↓↓↓

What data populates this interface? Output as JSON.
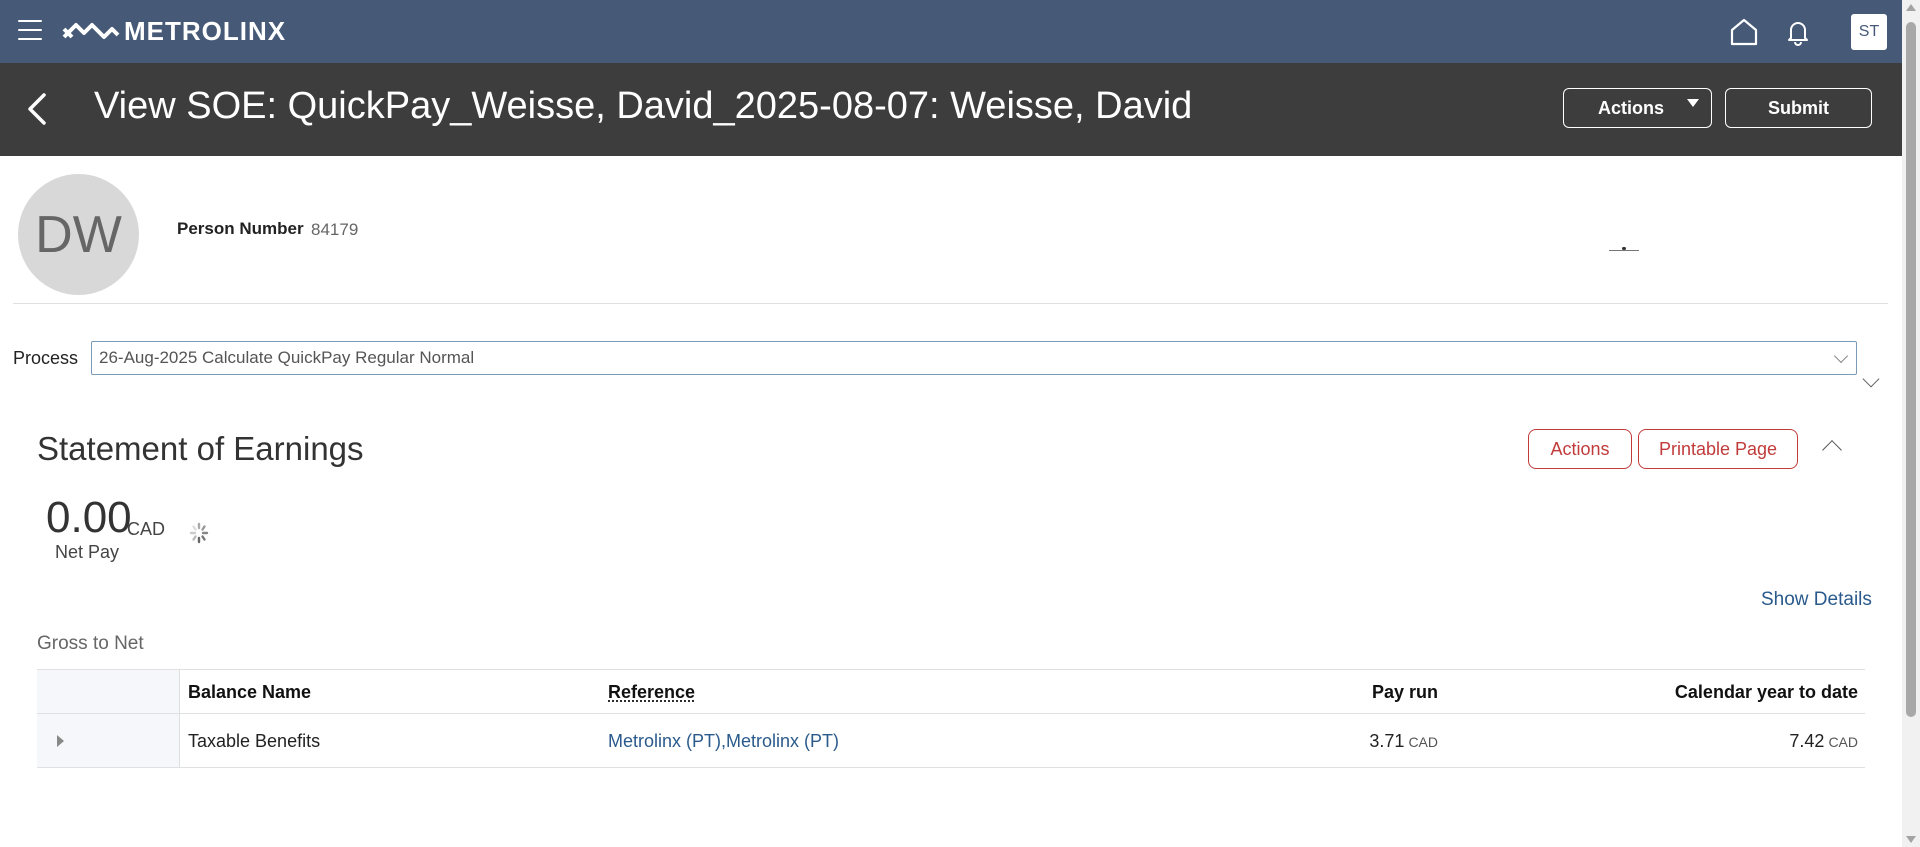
{
  "header": {
    "logo_text": "METROLINX",
    "user_initials": "ST"
  },
  "titlebar": {
    "title": "View SOE: QuickPay_Weisse, David_2025-08-07: Weisse, David",
    "actions_label": "Actions",
    "submit_label": "Submit"
  },
  "person": {
    "initials": "DW",
    "number_label": "Person Number",
    "number_value": "84179"
  },
  "process": {
    "label": "Process",
    "selected": "26-Aug-2025 Calculate QuickPay Regular Normal"
  },
  "soe": {
    "title": "Statement of Earnings",
    "actions_label": "Actions",
    "printable_label": "Printable Page",
    "net_amount": "0.00",
    "net_currency": "CAD",
    "net_label": "Net Pay",
    "show_details": "Show Details",
    "section_label": "Gross to Net"
  },
  "table": {
    "columns": [
      "Balance Name",
      "Reference",
      "Pay run",
      "Calendar year to date"
    ],
    "rows": [
      {
        "balance_name": "Taxable Benefits",
        "reference": "Metrolinx (PT),Metrolinx (PT)",
        "pay_run": "3.71",
        "pay_run_currency": "CAD",
        "ytd": "7.42",
        "ytd_currency": "CAD"
      }
    ]
  }
}
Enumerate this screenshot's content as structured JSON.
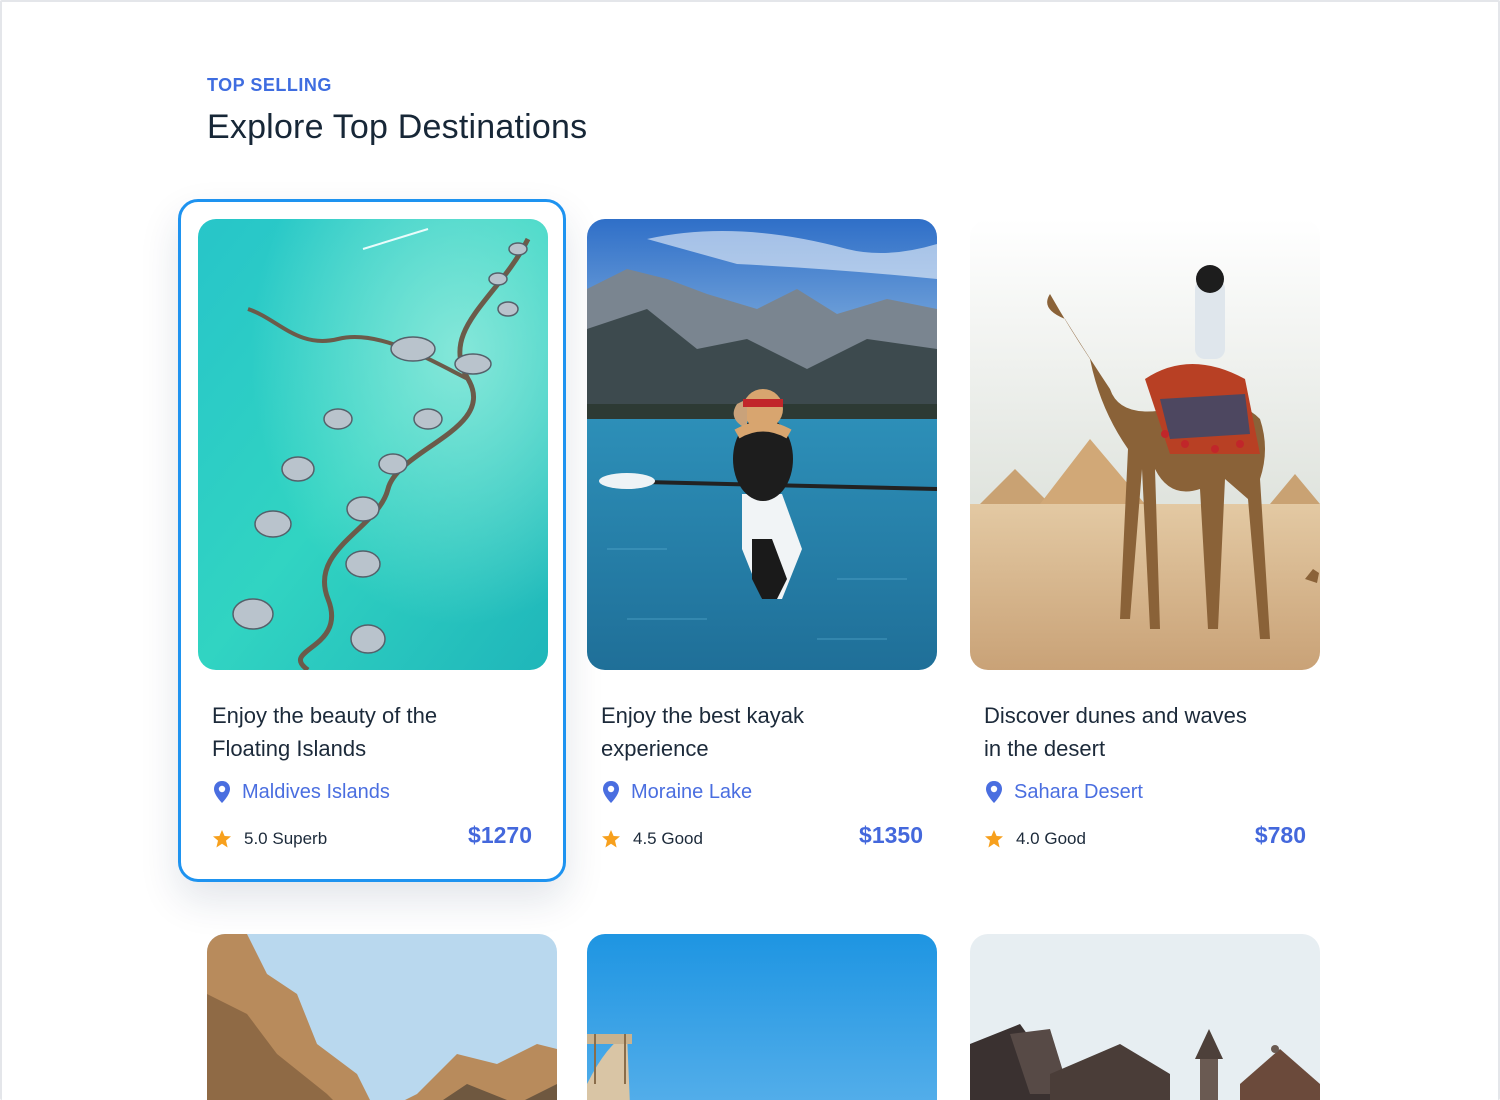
{
  "section": {
    "eyebrow": "TOP SELLING",
    "title": "Explore Top Destinations"
  },
  "colors": {
    "accent": "#3f6de0",
    "selected_border": "#1e93f0",
    "star": "#f7a01d",
    "price": "#4468dc"
  },
  "cards": [
    {
      "title_line1": "Enjoy the beauty of  the",
      "title_line2": "Floating Islands",
      "location": "Maldives Islands",
      "rating": "5.0 Superb",
      "price": "$1270",
      "selected": true,
      "image": "maldives-overwater-villas"
    },
    {
      "title_line1": "Enjoy the best kayak",
      "title_line2": "experience",
      "location": "Moraine Lake",
      "rating": "4.5 Good",
      "price": "$1350",
      "selected": false,
      "image": "kayak-mountain-lake"
    },
    {
      "title_line1": "Discover dunes and waves",
      "title_line2": "in the desert",
      "location": "Sahara Desert",
      "rating": "4.0 Good",
      "price": "$780",
      "selected": false,
      "image": "camel-pyramids-desert"
    }
  ],
  "next_row_images": [
    "rocky-cliffs",
    "blue-sky-coast",
    "rooftops-village"
  ]
}
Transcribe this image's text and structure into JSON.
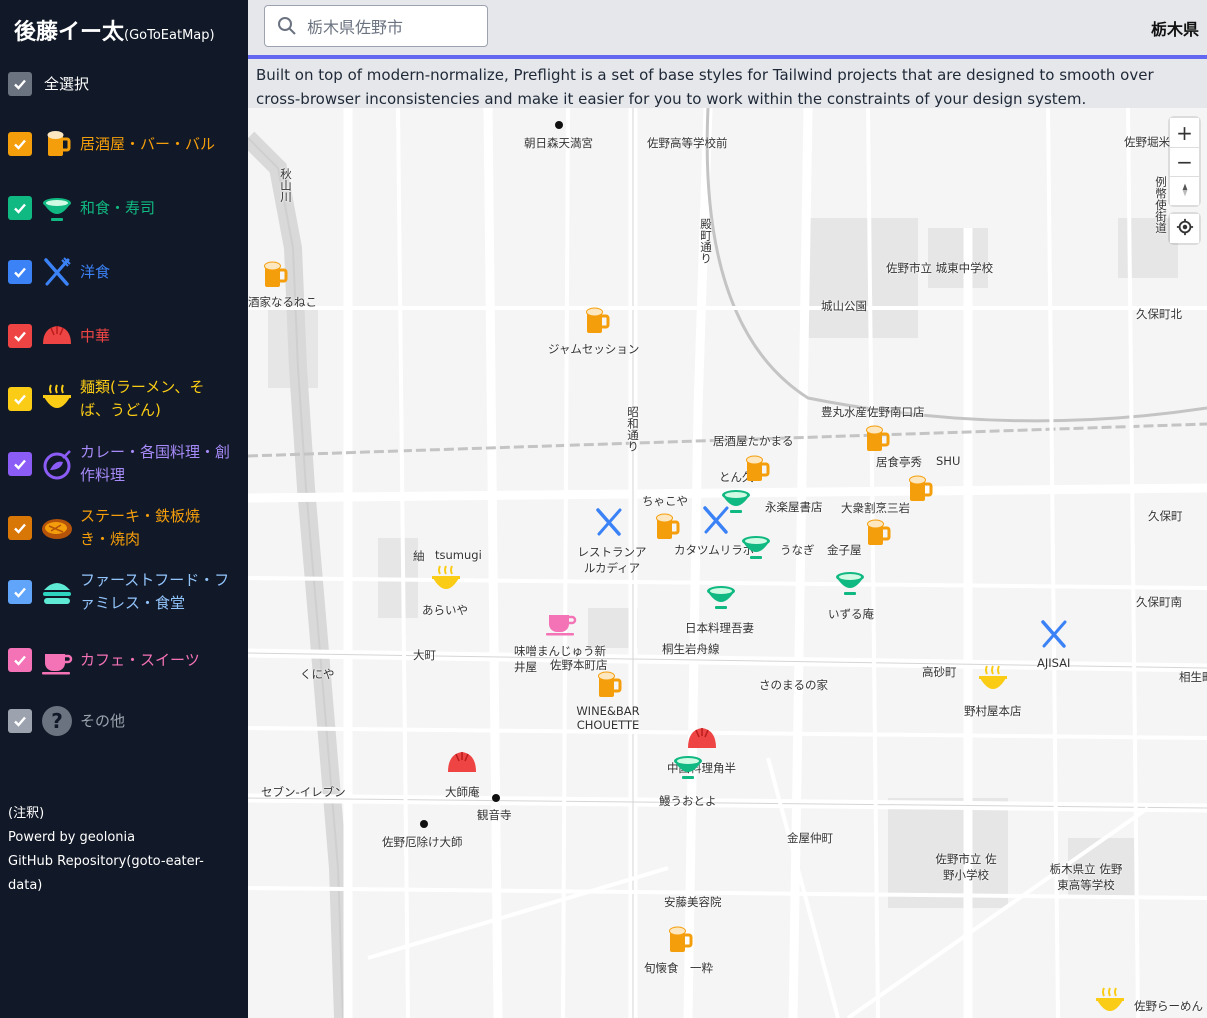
{
  "sidebar": {
    "title_main": "後藤イー太",
    "title_sub": "(GoToEatMap)",
    "select_all": "全選択",
    "categories": [
      {
        "label": "居酒屋・バー・バル",
        "color": "#f59e0b",
        "icon": "beer-mug-icon"
      },
      {
        "label": "和食・寿司",
        "color": "#10b981",
        "icon": "rice-bowl-icon"
      },
      {
        "label": "洋食",
        "color": "#3b82f6",
        "icon": "fork-knife-icon"
      },
      {
        "label": "中華",
        "color": "#ef4444",
        "icon": "dumpling-icon"
      },
      {
        "label": "麺類(ラーメン、そば、うどん)",
        "color": "#facc15",
        "icon": "noodle-bowl-icon"
      },
      {
        "label": "カレー・各国料理・創作料理",
        "color": "#8b5cf6",
        "icon": "curry-plate-icon"
      },
      {
        "label": "ステーキ・鉄板焼き・焼肉",
        "color": "#d97706",
        "icon": "steak-icon"
      },
      {
        "label": "ファーストフード・ファミレス・食堂",
        "color": "#60a5fa",
        "icon": "burger-icon"
      },
      {
        "label": "カフェ・スイーツ",
        "color": "#f472b6",
        "icon": "coffee-cup-icon"
      },
      {
        "label": "その他",
        "color": "#9ca3af",
        "icon": "question-icon"
      }
    ],
    "notes": [
      "(注釈)",
      "Powerd by geolonia",
      "GitHub Repository(goto-eater-data)"
    ]
  },
  "search": {
    "value": "栃木県佐野市"
  },
  "prefecture": "栃木県",
  "banner": "Built on top of modern-normalize, Preflight is a set of base styles for Tailwind projects that are designed to smooth over cross-browser inconsistencies and make it easier for you to work within the constraints of your design system.",
  "map": {
    "labels": [
      "朝日森天満宮",
      "佐野高等学校前",
      "佐野堀米",
      "殿町通り",
      "佐野市立 城東中学校",
      "城山公園",
      "久保町北",
      "酒家なるねこ",
      "ジャムセッション",
      "昭和通り",
      "豊丸水産佐野南口店",
      "居酒屋たかまる",
      "居食亭秀",
      "SHU",
      "とん久",
      "ちゃこや",
      "永楽屋書店",
      "大衆割烹三岩",
      "久保町",
      "レストランアルカディア",
      "カタツムリラボ",
      "うなぎ",
      "金子屋",
      "紬",
      "tsumugi",
      "あらいや",
      "日本料理吾妻",
      "いずる庵",
      "久保町南",
      "大町",
      "味噌まんじゅう新井屋",
      "佐野本町店",
      "桐生岩舟線",
      "くにや",
      "さのまるの家",
      "高砂町",
      "AJISAI",
      "相生町",
      "WINE&BAR CHOUETTE",
      "野村屋本店",
      "中国料理角半",
      "大師庵",
      "観音寺",
      "鰻うおとよ",
      "セブン-イレブン",
      "佐野厄除け大師",
      "金屋仲町",
      "佐野市立 佐野小学校",
      "栃木県立 佐野東高等学校",
      "安藤美容院",
      "旬懐食",
      "一粋",
      "佐野らーめん",
      "秋山川",
      "例幣使街道"
    ],
    "zoom_in": "+",
    "zoom_out": "−"
  }
}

↑↑↑

• _Exercise_
Reply with nothing but a number: how many lines of the entries above contain the string "kayak"?

• _Result below_
2